:: WHAT IS REQUIRED ::
Keep only those lines of the records that include the string "icon".

:: MATERIAL FOR THE TASK ::
┌──

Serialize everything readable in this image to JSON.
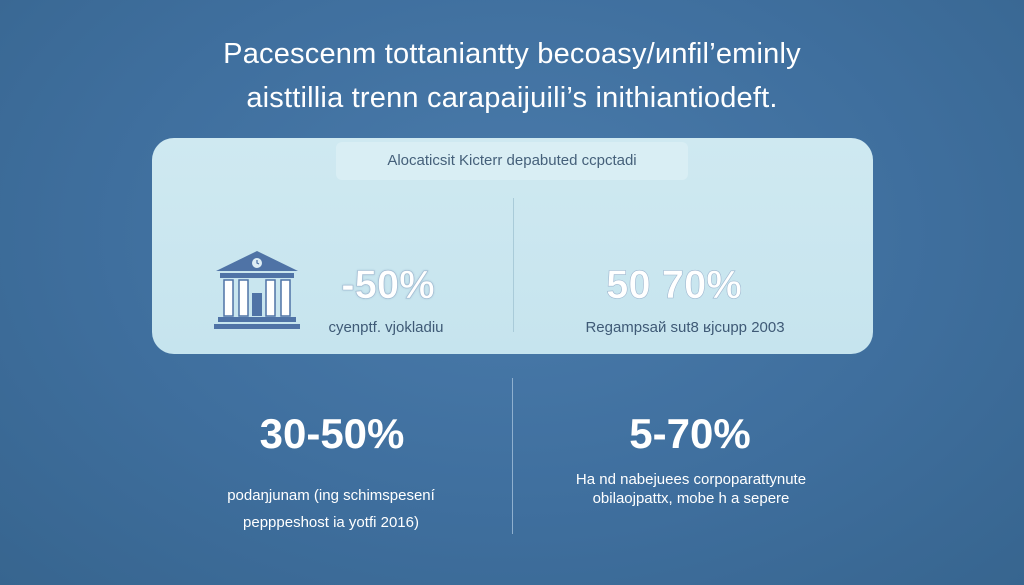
{
  "headline": {
    "line1": "Pacescenm tottaniantty becoasy/иnfil’eminly",
    "line2": "aisttillia trenn carapaijuili’s inithiantiodeft."
  },
  "panel": {
    "tag": "Alocaticsit Kicterr depabuted ccpctadi",
    "left": {
      "icon": "bank-building-icon",
      "value": "-50%",
      "caption": "cyenptf. vjokladiu"
    },
    "right": {
      "value": "50 70%",
      "caption": "Regampsaй sut8 ʁjcupp 2003"
    }
  },
  "lower": {
    "left": {
      "value": "30-50%",
      "caption_line1": "podaŋjunam (ing schimspesení",
      "caption_line2": "pepppeshost ia yotfi 2016)"
    },
    "right": {
      "value": "5-70%",
      "caption_line1": "Ha nd nabejuees corpoparattynute",
      "caption_line2": "obilaojpattx, mobe h a sepere"
    }
  },
  "colors": {
    "background": "#3f6f9e",
    "panel": "#c9e6ef",
    "icon": "#4f73a6"
  }
}
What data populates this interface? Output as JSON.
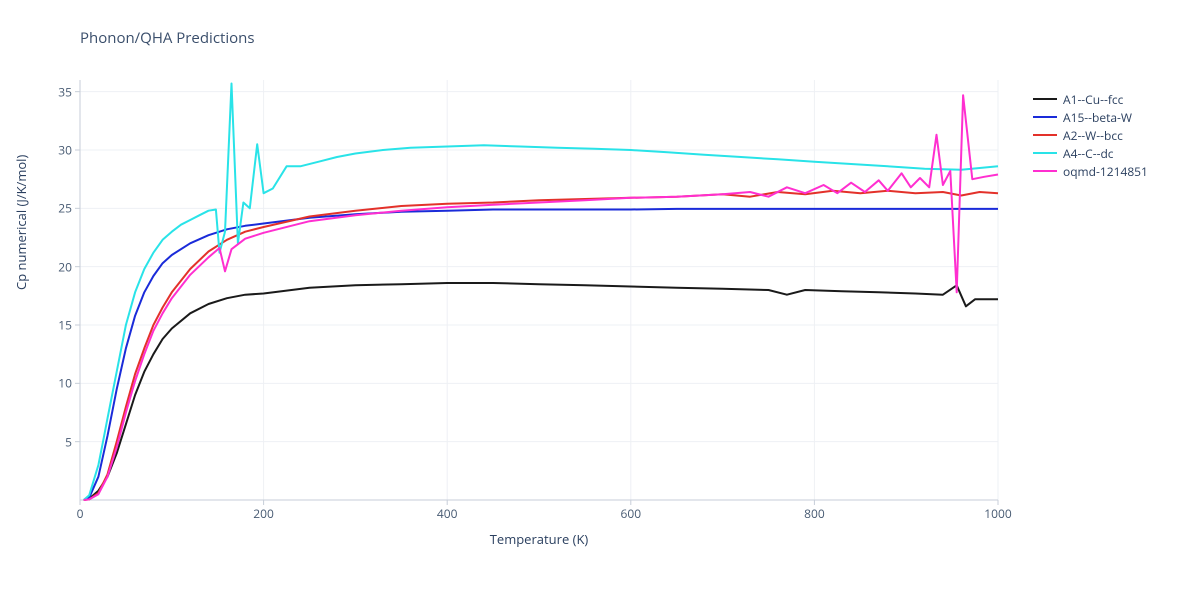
{
  "chart": {
    "title": "Phonon/QHA Predictions",
    "title_fontsize": 15,
    "title_color": "#3a4e6b",
    "xlabel": "Temperature (K)",
    "ylabel": "Cp numerical (J/K/mol)",
    "label_fontsize": 13,
    "tick_fontsize": 12,
    "tick_color": "#485b73",
    "background_color": "#ffffff",
    "grid_color": "#eef0f4",
    "axis_color": "#c7ced8",
    "xlim": [
      0,
      1000
    ],
    "ylim": [
      0,
      36
    ],
    "xticks": [
      0,
      200,
      400,
      600,
      800,
      1000
    ],
    "yticks": [
      5,
      10,
      15,
      20,
      25,
      30,
      35
    ],
    "line_width": 2,
    "series": [
      {
        "name": "A1--Cu--fcc",
        "color": "#1a1a1a",
        "data": [
          [
            4,
            0.0
          ],
          [
            10,
            0.1
          ],
          [
            20,
            0.8
          ],
          [
            30,
            2.0
          ],
          [
            40,
            4.0
          ],
          [
            50,
            6.5
          ],
          [
            60,
            9.0
          ],
          [
            70,
            11.0
          ],
          [
            80,
            12.5
          ],
          [
            90,
            13.8
          ],
          [
            100,
            14.7
          ],
          [
            120,
            16.0
          ],
          [
            140,
            16.8
          ],
          [
            160,
            17.3
          ],
          [
            180,
            17.6
          ],
          [
            200,
            17.7
          ],
          [
            250,
            18.2
          ],
          [
            300,
            18.4
          ],
          [
            350,
            18.5
          ],
          [
            400,
            18.6
          ],
          [
            450,
            18.6
          ],
          [
            500,
            18.5
          ],
          [
            550,
            18.4
          ],
          [
            600,
            18.3
          ],
          [
            650,
            18.2
          ],
          [
            700,
            18.1
          ],
          [
            750,
            18.0
          ],
          [
            770,
            17.6
          ],
          [
            790,
            18.0
          ],
          [
            830,
            17.9
          ],
          [
            870,
            17.8
          ],
          [
            910,
            17.7
          ],
          [
            940,
            17.6
          ],
          [
            955,
            18.4
          ],
          [
            965,
            16.6
          ],
          [
            975,
            17.2
          ],
          [
            985,
            17.2
          ],
          [
            1000,
            17.2
          ]
        ]
      },
      {
        "name": "A15--beta-W",
        "color": "#1a2bd9",
        "data": [
          [
            4,
            0.0
          ],
          [
            10,
            0.2
          ],
          [
            20,
            2.0
          ],
          [
            30,
            5.5
          ],
          [
            40,
            9.5
          ],
          [
            50,
            13.0
          ],
          [
            60,
            15.8
          ],
          [
            70,
            17.8
          ],
          [
            80,
            19.2
          ],
          [
            90,
            20.3
          ],
          [
            100,
            21.0
          ],
          [
            120,
            22.0
          ],
          [
            140,
            22.7
          ],
          [
            160,
            23.2
          ],
          [
            180,
            23.5
          ],
          [
            200,
            23.7
          ],
          [
            250,
            24.2
          ],
          [
            300,
            24.5
          ],
          [
            350,
            24.7
          ],
          [
            400,
            24.8
          ],
          [
            450,
            24.9
          ],
          [
            500,
            24.9
          ],
          [
            550,
            24.9
          ],
          [
            600,
            24.9
          ],
          [
            650,
            24.95
          ],
          [
            700,
            24.95
          ],
          [
            750,
            24.95
          ],
          [
            800,
            24.95
          ],
          [
            850,
            24.95
          ],
          [
            900,
            24.95
          ],
          [
            950,
            24.95
          ],
          [
            1000,
            24.95
          ]
        ]
      },
      {
        "name": "A2--W--bcc",
        "color": "#e3312a",
        "data": [
          [
            4,
            0.0
          ],
          [
            10,
            0.05
          ],
          [
            20,
            0.6
          ],
          [
            30,
            2.2
          ],
          [
            40,
            5.0
          ],
          [
            50,
            8.0
          ],
          [
            60,
            10.8
          ],
          [
            70,
            13.0
          ],
          [
            80,
            15.0
          ],
          [
            90,
            16.5
          ],
          [
            100,
            17.8
          ],
          [
            120,
            19.8
          ],
          [
            140,
            21.3
          ],
          [
            160,
            22.3
          ],
          [
            180,
            23.0
          ],
          [
            200,
            23.4
          ],
          [
            250,
            24.3
          ],
          [
            300,
            24.8
          ],
          [
            350,
            25.2
          ],
          [
            400,
            25.4
          ],
          [
            450,
            25.5
          ],
          [
            500,
            25.7
          ],
          [
            550,
            25.8
          ],
          [
            600,
            25.9
          ],
          [
            650,
            26.0
          ],
          [
            700,
            26.2
          ],
          [
            730,
            26.0
          ],
          [
            760,
            26.4
          ],
          [
            790,
            26.2
          ],
          [
            820,
            26.5
          ],
          [
            850,
            26.3
          ],
          [
            880,
            26.5
          ],
          [
            910,
            26.3
          ],
          [
            940,
            26.4
          ],
          [
            960,
            26.1
          ],
          [
            980,
            26.4
          ],
          [
            1000,
            26.3
          ]
        ]
      },
      {
        "name": "A4--C--dc",
        "color": "#29e3e8",
        "data": [
          [
            4,
            0.0
          ],
          [
            10,
            0.4
          ],
          [
            20,
            3.0
          ],
          [
            25,
            5.0
          ],
          [
            30,
            7.0
          ],
          [
            35,
            9.0
          ],
          [
            40,
            11.0
          ],
          [
            45,
            13.0
          ],
          [
            50,
            15.0
          ],
          [
            60,
            17.8
          ],
          [
            70,
            19.8
          ],
          [
            80,
            21.2
          ],
          [
            90,
            22.3
          ],
          [
            100,
            23.0
          ],
          [
            110,
            23.6
          ],
          [
            120,
            24.0
          ],
          [
            130,
            24.4
          ],
          [
            140,
            24.8
          ],
          [
            148,
            24.9
          ],
          [
            152,
            21.2
          ],
          [
            158,
            23.0
          ],
          [
            165,
            35.7
          ],
          [
            172,
            22.0
          ],
          [
            178,
            25.5
          ],
          [
            185,
            25.0
          ],
          [
            193,
            30.5
          ],
          [
            200,
            26.3
          ],
          [
            210,
            26.7
          ],
          [
            225,
            28.6
          ],
          [
            240,
            28.6
          ],
          [
            260,
            29.0
          ],
          [
            280,
            29.4
          ],
          [
            300,
            29.7
          ],
          [
            330,
            30.0
          ],
          [
            360,
            30.2
          ],
          [
            400,
            30.3
          ],
          [
            440,
            30.4
          ],
          [
            480,
            30.3
          ],
          [
            520,
            30.2
          ],
          [
            560,
            30.1
          ],
          [
            600,
            30.0
          ],
          [
            640,
            29.8
          ],
          [
            680,
            29.6
          ],
          [
            720,
            29.4
          ],
          [
            760,
            29.2
          ],
          [
            800,
            29.0
          ],
          [
            840,
            28.8
          ],
          [
            880,
            28.6
          ],
          [
            920,
            28.4
          ],
          [
            960,
            28.3
          ],
          [
            1000,
            28.6
          ]
        ]
      },
      {
        "name": "oqmd-1214851",
        "color": "#ff2fd0",
        "data": [
          [
            4,
            0.0
          ],
          [
            10,
            0.05
          ],
          [
            20,
            0.5
          ],
          [
            30,
            2.0
          ],
          [
            40,
            4.5
          ],
          [
            50,
            7.5
          ],
          [
            60,
            10.2
          ],
          [
            70,
            12.5
          ],
          [
            80,
            14.5
          ],
          [
            90,
            16.0
          ],
          [
            100,
            17.3
          ],
          [
            120,
            19.3
          ],
          [
            140,
            20.8
          ],
          [
            152,
            21.6
          ],
          [
            158,
            19.6
          ],
          [
            165,
            21.5
          ],
          [
            180,
            22.4
          ],
          [
            200,
            22.9
          ],
          [
            250,
            23.9
          ],
          [
            300,
            24.4
          ],
          [
            350,
            24.8
          ],
          [
            400,
            25.1
          ],
          [
            450,
            25.3
          ],
          [
            500,
            25.5
          ],
          [
            550,
            25.7
          ],
          [
            600,
            25.9
          ],
          [
            650,
            26.0
          ],
          [
            700,
            26.2
          ],
          [
            730,
            26.4
          ],
          [
            750,
            26.0
          ],
          [
            770,
            26.8
          ],
          [
            790,
            26.3
          ],
          [
            810,
            27.0
          ],
          [
            825,
            26.3
          ],
          [
            840,
            27.2
          ],
          [
            855,
            26.4
          ],
          [
            870,
            27.4
          ],
          [
            880,
            26.5
          ],
          [
            895,
            28.0
          ],
          [
            905,
            26.8
          ],
          [
            915,
            27.6
          ],
          [
            925,
            26.8
          ],
          [
            933,
            31.3
          ],
          [
            940,
            27.0
          ],
          [
            948,
            28.2
          ],
          [
            955,
            17.8
          ],
          [
            962,
            34.7
          ],
          [
            972,
            27.5
          ],
          [
            985,
            27.7
          ],
          [
            1000,
            27.9
          ]
        ]
      }
    ]
  }
}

└──

:: TASK OUTPUT ::
      "icon": "bank-building-icon",
    "icon": "#4f73a6"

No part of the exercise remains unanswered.